### [Goal of the exercise]
Take every line from the material that has the word "ylabel" in it.

##### Supplied entries #####

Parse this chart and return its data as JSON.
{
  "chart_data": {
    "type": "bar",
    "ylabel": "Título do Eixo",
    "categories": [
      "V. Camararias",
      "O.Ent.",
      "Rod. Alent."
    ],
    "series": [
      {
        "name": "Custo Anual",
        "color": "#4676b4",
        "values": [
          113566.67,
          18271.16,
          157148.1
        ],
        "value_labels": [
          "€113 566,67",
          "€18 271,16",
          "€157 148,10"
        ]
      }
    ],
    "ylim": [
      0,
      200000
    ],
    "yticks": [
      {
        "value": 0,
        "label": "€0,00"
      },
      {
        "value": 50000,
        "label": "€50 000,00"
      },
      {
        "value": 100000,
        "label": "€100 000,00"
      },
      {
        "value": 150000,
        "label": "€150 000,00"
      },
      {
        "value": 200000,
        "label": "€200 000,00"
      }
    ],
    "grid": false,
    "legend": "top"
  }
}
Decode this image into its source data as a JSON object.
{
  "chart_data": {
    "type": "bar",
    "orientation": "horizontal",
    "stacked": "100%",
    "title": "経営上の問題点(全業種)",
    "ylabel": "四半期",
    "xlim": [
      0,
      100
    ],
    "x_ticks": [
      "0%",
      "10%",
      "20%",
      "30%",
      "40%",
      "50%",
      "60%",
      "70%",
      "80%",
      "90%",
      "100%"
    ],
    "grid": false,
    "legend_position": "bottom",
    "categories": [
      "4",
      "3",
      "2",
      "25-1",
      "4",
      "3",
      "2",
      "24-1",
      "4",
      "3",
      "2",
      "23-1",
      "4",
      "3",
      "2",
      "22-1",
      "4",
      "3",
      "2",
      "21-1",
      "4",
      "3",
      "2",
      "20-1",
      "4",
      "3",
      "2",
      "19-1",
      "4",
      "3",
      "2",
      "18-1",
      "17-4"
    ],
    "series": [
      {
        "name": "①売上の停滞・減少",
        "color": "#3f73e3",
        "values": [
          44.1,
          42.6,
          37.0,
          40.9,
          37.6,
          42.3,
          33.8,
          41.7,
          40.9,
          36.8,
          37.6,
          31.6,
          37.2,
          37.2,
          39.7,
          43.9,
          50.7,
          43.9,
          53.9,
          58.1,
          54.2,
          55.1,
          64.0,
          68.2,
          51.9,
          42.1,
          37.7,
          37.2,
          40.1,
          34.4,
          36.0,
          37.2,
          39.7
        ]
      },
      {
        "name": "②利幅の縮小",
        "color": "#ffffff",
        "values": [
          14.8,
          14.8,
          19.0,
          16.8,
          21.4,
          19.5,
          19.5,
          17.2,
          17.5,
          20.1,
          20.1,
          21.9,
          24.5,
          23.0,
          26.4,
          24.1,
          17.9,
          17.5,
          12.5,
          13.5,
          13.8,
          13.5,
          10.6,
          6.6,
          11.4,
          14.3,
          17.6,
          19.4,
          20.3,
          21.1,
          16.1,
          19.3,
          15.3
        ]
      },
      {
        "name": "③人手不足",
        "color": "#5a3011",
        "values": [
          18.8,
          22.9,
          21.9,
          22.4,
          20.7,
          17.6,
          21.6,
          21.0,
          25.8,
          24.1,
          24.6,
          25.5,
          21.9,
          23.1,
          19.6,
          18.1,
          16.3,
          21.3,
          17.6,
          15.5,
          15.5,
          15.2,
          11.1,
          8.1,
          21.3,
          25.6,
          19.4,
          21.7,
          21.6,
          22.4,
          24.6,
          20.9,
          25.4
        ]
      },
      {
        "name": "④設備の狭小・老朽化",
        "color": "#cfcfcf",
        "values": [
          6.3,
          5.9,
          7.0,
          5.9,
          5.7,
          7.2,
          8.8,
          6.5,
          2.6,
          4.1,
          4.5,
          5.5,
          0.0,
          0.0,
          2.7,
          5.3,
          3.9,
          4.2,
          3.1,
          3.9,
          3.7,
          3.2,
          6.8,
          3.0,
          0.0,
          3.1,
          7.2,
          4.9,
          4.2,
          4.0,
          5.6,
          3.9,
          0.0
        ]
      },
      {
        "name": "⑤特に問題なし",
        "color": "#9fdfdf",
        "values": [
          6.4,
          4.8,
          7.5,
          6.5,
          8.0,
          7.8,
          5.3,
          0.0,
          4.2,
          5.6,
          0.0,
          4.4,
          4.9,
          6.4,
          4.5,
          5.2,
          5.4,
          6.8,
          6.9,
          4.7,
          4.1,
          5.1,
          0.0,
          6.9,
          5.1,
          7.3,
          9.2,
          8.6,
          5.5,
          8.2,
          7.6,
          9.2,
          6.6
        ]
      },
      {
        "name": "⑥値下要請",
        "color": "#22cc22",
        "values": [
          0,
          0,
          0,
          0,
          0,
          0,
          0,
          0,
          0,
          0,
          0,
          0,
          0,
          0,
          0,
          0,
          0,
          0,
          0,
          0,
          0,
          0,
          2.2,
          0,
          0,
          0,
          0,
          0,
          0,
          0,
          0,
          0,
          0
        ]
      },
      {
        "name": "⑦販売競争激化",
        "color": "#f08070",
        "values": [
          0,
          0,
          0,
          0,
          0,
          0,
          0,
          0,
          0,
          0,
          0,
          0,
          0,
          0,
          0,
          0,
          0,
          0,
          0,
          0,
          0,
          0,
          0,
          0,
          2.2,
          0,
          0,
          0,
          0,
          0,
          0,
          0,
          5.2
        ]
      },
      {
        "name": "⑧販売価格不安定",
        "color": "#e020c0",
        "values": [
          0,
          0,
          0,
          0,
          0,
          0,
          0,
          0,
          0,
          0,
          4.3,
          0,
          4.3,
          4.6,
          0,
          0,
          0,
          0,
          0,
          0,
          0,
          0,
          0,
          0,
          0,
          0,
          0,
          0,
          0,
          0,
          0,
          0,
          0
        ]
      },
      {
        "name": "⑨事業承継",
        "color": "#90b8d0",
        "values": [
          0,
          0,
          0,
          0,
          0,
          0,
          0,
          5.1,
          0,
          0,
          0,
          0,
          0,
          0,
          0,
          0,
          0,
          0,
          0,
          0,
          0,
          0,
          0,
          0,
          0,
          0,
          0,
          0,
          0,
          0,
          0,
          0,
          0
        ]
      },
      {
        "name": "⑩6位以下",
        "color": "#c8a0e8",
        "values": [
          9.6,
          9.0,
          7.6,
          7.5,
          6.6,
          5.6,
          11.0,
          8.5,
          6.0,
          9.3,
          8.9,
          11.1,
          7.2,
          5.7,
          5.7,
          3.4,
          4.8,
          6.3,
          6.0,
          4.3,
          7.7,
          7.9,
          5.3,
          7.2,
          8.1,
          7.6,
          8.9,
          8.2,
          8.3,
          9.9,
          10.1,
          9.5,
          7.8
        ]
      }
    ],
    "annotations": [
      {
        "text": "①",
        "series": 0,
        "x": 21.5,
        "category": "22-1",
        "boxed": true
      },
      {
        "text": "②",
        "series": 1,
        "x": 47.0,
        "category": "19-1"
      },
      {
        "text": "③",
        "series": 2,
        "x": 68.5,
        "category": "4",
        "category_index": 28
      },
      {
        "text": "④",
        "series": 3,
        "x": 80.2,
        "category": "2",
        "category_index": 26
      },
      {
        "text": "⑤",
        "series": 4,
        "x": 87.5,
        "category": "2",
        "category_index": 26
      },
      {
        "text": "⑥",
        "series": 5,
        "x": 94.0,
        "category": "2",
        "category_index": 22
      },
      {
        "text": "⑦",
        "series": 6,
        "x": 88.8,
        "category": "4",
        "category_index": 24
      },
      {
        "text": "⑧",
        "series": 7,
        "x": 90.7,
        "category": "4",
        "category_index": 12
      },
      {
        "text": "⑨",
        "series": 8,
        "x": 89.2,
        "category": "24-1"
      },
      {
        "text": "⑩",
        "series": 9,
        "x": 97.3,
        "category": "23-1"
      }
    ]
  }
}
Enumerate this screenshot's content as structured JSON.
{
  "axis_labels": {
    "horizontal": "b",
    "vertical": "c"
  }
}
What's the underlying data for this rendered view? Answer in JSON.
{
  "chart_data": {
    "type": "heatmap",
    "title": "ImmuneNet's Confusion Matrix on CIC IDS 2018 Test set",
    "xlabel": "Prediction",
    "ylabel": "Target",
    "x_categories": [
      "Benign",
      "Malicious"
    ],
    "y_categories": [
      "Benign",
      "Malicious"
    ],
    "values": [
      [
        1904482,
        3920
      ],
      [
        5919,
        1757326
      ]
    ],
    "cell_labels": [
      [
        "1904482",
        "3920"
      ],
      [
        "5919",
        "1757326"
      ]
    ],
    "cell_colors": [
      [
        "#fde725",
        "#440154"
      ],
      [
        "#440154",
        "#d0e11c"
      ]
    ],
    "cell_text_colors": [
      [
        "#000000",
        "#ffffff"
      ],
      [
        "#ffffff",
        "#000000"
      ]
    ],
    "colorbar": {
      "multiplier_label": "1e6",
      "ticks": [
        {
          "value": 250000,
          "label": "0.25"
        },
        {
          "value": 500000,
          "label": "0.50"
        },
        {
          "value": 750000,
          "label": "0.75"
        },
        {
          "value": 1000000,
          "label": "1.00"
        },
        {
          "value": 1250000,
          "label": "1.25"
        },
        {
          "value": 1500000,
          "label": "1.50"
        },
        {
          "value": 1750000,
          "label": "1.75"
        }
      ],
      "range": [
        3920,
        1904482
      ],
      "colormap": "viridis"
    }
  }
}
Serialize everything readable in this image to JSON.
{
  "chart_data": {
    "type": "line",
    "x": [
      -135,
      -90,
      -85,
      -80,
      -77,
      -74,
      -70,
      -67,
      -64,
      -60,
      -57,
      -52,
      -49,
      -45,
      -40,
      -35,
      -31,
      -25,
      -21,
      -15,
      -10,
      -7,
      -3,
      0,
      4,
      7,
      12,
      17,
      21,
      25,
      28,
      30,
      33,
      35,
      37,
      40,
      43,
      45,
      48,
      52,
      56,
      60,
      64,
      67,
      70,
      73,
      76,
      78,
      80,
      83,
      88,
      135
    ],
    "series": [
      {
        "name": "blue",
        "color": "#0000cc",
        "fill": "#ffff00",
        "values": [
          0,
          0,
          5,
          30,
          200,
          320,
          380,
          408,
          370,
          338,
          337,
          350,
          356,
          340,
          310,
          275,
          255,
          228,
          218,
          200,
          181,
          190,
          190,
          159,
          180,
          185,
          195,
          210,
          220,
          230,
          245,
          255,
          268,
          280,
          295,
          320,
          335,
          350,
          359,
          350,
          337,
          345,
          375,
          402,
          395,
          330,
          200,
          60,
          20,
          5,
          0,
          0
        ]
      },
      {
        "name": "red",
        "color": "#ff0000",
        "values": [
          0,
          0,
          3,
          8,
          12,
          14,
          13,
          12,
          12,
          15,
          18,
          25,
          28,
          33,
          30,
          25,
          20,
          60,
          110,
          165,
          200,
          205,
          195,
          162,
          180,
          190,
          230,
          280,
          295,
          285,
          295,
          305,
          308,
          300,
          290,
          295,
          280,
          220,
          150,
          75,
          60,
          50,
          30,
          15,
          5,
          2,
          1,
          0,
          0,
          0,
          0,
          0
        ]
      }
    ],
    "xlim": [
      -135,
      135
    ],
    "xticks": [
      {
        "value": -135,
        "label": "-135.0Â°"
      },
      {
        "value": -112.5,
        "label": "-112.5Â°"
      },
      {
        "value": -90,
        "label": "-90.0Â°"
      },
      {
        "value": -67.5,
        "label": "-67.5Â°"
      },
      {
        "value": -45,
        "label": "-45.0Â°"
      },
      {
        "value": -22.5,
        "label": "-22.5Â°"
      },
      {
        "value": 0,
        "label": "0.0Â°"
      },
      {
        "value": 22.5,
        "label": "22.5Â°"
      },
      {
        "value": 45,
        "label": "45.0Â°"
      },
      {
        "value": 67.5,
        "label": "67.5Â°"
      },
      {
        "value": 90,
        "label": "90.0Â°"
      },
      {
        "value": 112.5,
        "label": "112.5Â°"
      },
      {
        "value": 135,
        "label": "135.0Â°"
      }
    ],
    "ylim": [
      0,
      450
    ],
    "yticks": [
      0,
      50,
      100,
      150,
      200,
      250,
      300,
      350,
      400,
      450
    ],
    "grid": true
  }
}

#####

### [Expected answer]
    "ylabel": "Título do Eixo",
    "ylabel": "四半期",
    "ylabel": "Target",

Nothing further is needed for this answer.